EXERCISE DATA —

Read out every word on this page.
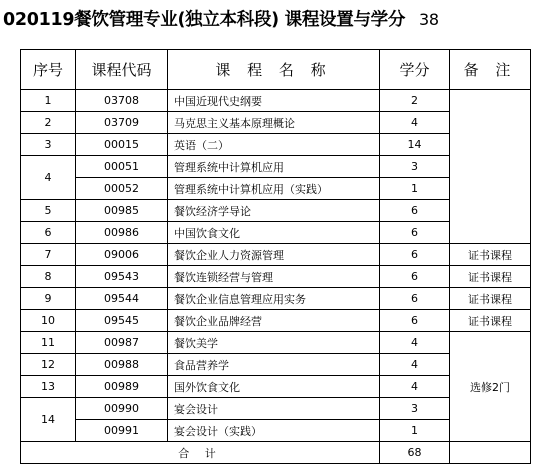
020119餐饮管理专业(独立本科段) 课程设置与学分 38
序号	课程代码	课 程 名 称	学分	备 注
1	03708	中国近现代史纲要	2	
2	03709	马克思主义基本原理概论	4	
3	00015	英语（二）	14	
4	00051	管理系统中计算机应用	3	
	00052	管理系统中计算机应用（实践）	1	
5	00985	餐饮经济学导论	6	
6	00986	中国饮食文化	6	
7	09006	餐饮企业人力资源管理	6	证书课程
8	09543	餐饮连锁经营与管理	6	证书课程
9	09544	餐饮企业信息管理应用实务	6	证书课程
10	09545	餐饮企业品牌经营	6	证书课程
11	00987	餐饮美学	4	选修2门
12	00988	食品营养学	4	
13	00989	国外饮食文化	4	
14	00990	宴会设计	3	
	00991	宴会设计（实践）	1	
合 计			68	
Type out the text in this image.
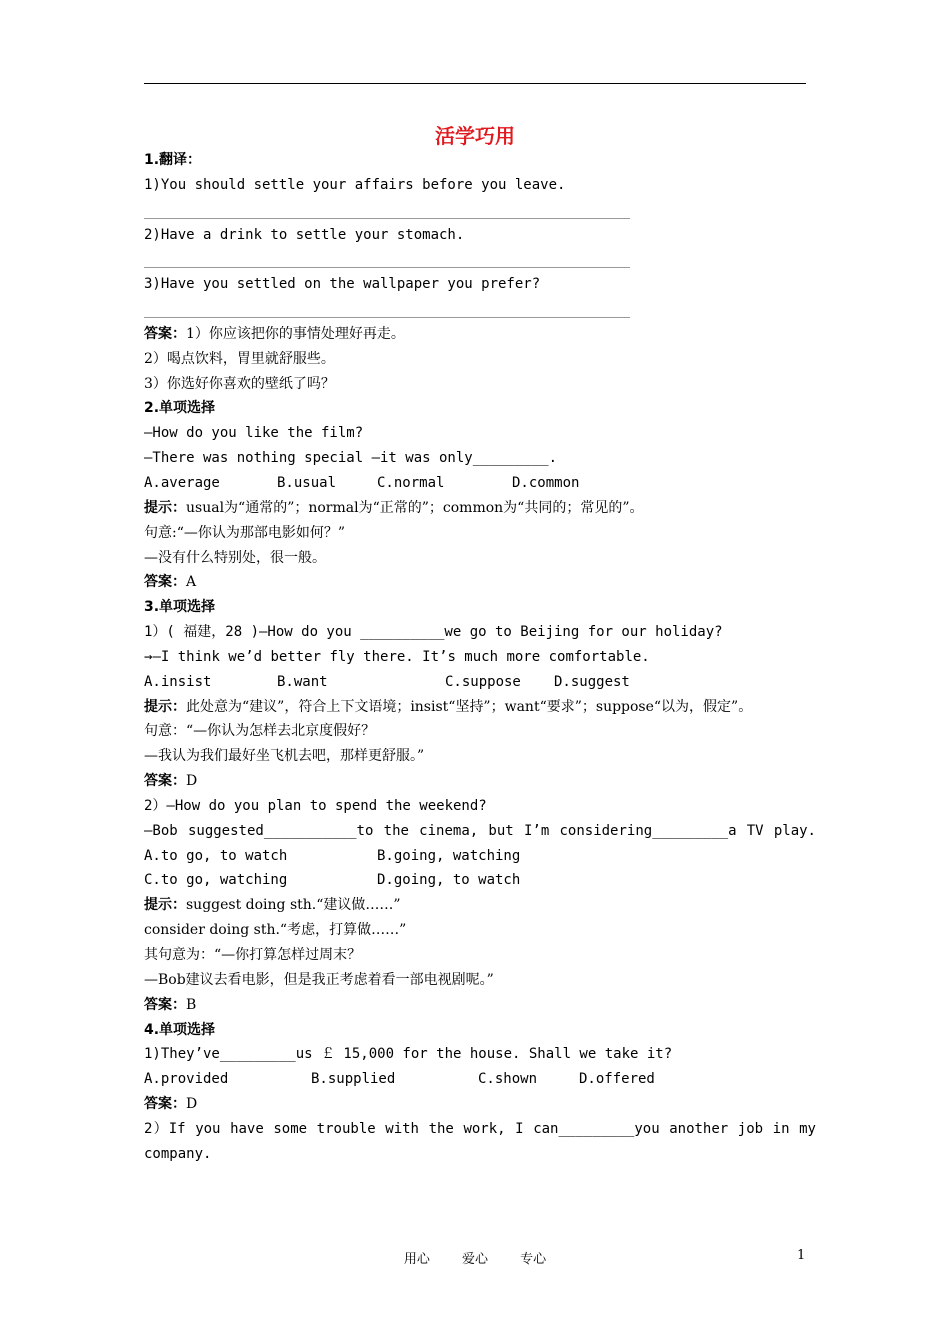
活学巧用
1.翻译：
1)You should settle your affairs before you leave.
2)Have a drink to settle your stomach.
3)Have you settled on the wallpaper you prefer?
答案：1）你应该把你的事情处理好再走。
2）喝点饮料，胃里就舒服些。
3）你选好你喜欢的壁纸了吗？
2.单项选择
—How do you like the film?
—There was nothing special —it was only_________.

A.average

	B.usual

	C.normal

	D.common

提示：usual为“通常的”；normal为“正常的”；common为“共同的；常见的”。
句意:“—你认为那部电影如何？”
—没有什么特别处，很一般。
答案：A
3.单项选择
1）( 福建，28 )—How do you __________we go to Beijing for our holiday?
→—I think we’d better fly there. It’s much more comfortable.

A.insist

	B.want

	C.suppose

D.suggest

提示：此处意为“建议”，符合上下文语境；insist“坚持”；want“要求”；suppose“以为，假定”。
句意：“—你认为怎样去北京度假好？
—我认为我们最好坐飞机去吧，那样更舒服。”
答案：D
2）—How do you plan to spend the weekend?
—Bob suggested___________to the cinema, but I’m considering_________a TV play.

A.to go, to watch

	B.going, watching

C.to go, watching

	D.going, to watch

提示：suggest doing sth.“建议做……”
consider doing sth.“考虑，打算做……”
其句意为：“—你打算怎样过周末？
—Bob建议去看电影，但是我正考虑着看一部电视剧呢。”
答案：B
4.单项选择
1)They’ve_________us ￡ 15,000 for the house. Shall we take it?

A.provided

	B.supplied

	C.shown

	D.offered

答案：D
2）If you have some trouble with the work, I can_________you another job in my company.
用心 爱心 专心	1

YOUR OBJECTIVE — Output, exactly, all the records above; include no pictures.

ANSWER IN FULL —
Read out every word on this page.
020119餐饮管理专业(独立本科段) 课程设置与学分 38
序号	课程代码	课 程 名 称	学分	备 注
1	03708	中国近现代史纲要	2	
2	03709	马克思主义基本原理概论	4	
3	00015	英语（二）	14	
4	00051	管理系统中计算机应用	3	
	00052	管理系统中计算机应用（实践）	1	
5	00985	餐饮经济学导论	6	
6	00986	中国饮食文化	6	
7	09006	餐饮企业人力资源管理	6	证书课程
8	09543	餐饮连锁经营与管理	6	证书课程
9	09544	餐饮企业信息管理应用实务	6	证书课程
10	09545	餐饮企业品牌经营	6	证书课程
11	00987	餐饮美学	4	选修2门
12	00988	食品营养学	4	
13	00989	国外饮食文化	4	
14	00990	宴会设计	3	
	00991	宴会设计（实践）	1	
合 计			68	
Type out the text in this image.
活学巧用
1.翻译：
1)You should settle your affairs before you leave.
2)Have a drink to settle your stomach.
3)Have you settled on the wallpaper you prefer?
答案：1）你应该把你的事情处理好再走。
2）喝点饮料，胃里就舒服些。
3）你选好你喜欢的壁纸了吗？
2.单项选择
—How do you like the film?
—There was nothing special —it was only_________.

A.average

	B.usual

	C.normal

	D.common

提示：usual为“通常的”；normal为“正常的”；common为“共同的；常见的”。
句意:“—你认为那部电影如何？”
—没有什么特别处，很一般。
答案：A
3.单项选择
1）( 福建，28 )—How do you __________we go to Beijing for our holiday?
→—I think we’d better fly there. It’s much more comfortable.

A.insist

	B.want

	C.suppose

D.suggest

提示：此处意为“建议”，符合上下文语境；insist“坚持”；want“要求”；suppose“以为，假定”。
句意：“—你认为怎样去北京度假好？
—我认为我们最好坐飞机去吧，那样更舒服。”
答案：D
2）—How do you plan to spend the weekend?
—Bob suggested___________to the cinema, but I’m considering_________a TV play.

A.to go, to watch

	B.going, watching

C.to go, watching

	D.going, to watch

提示：suggest doing sth.“建议做……”
consider doing sth.“考虑，打算做……”
其句意为：“—你打算怎样过周末？
—Bob建议去看电影，但是我正考虑着看一部电视剧呢。”
答案：B
4.单项选择
1)They’ve_________us ￡ 15,000 for the house. Shall we take it?

A.provided

	B.supplied

	C.shown

	D.offered

答案：D
2）If you have some trouble with the work, I can_________you another job in my company.
用心 爱心 专心	1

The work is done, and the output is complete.